[Data records]
+++

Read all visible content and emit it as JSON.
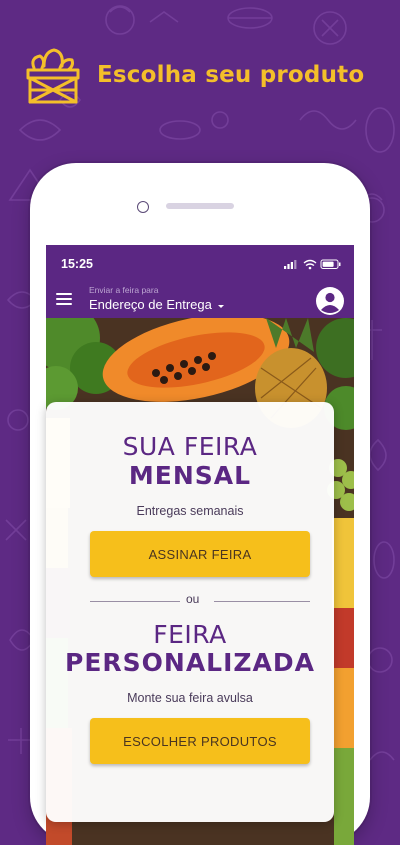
{
  "promo": {
    "title": "Escolha seu produto"
  },
  "status_bar": {
    "time": "15:25"
  },
  "header": {
    "address_hint": "Enviar a feira para",
    "address_value": "Endereço de Entrega"
  },
  "card": {
    "mensal_line1": "SUA FEIRA",
    "mensal_line2": "MENSAL",
    "mensal_subtitle": "Entregas semanais",
    "subscribe_button": "ASSINAR FEIRA",
    "divider": "ou",
    "custom_line1": "FEIRA",
    "custom_line2": "PERSONALIZADA",
    "custom_subtitle": "Monte sua feira avulsa",
    "choose_button": "ESCOLHER PRODUTOS"
  },
  "colors": {
    "background": "#5e2a84",
    "accent_yellow": "#f6bf1b",
    "brand_purple": "#5b2783"
  }
}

+++

▶ [WHAT TO DO]: All records should be output exactly, with the pictures left out.

▶ [ANSWER TO THIS TASK]:
Read all visible content and emit it as JSON.
{
  "promo": {
    "title": "Escolha seu produto"
  },
  "status_bar": {
    "time": "15:25"
  },
  "header": {
    "address_hint": "Enviar a feira para",
    "address_value": "Endereço de Entrega"
  },
  "card": {
    "mensal_line1": "SUA FEIRA",
    "mensal_line2": "MENSAL",
    "mensal_subtitle": "Entregas semanais",
    "subscribe_button": "ASSINAR FEIRA",
    "divider": "ou",
    "custom_line1": "FEIRA",
    "custom_line2": "PERSONALIZADA",
    "custom_subtitle": "Monte sua feira avulsa",
    "choose_button": "ESCOLHER PRODUTOS"
  },
  "colors": {
    "background": "#5e2a84",
    "accent_yellow": "#f6bf1b",
    "brand_purple": "#5b2783"
  }
}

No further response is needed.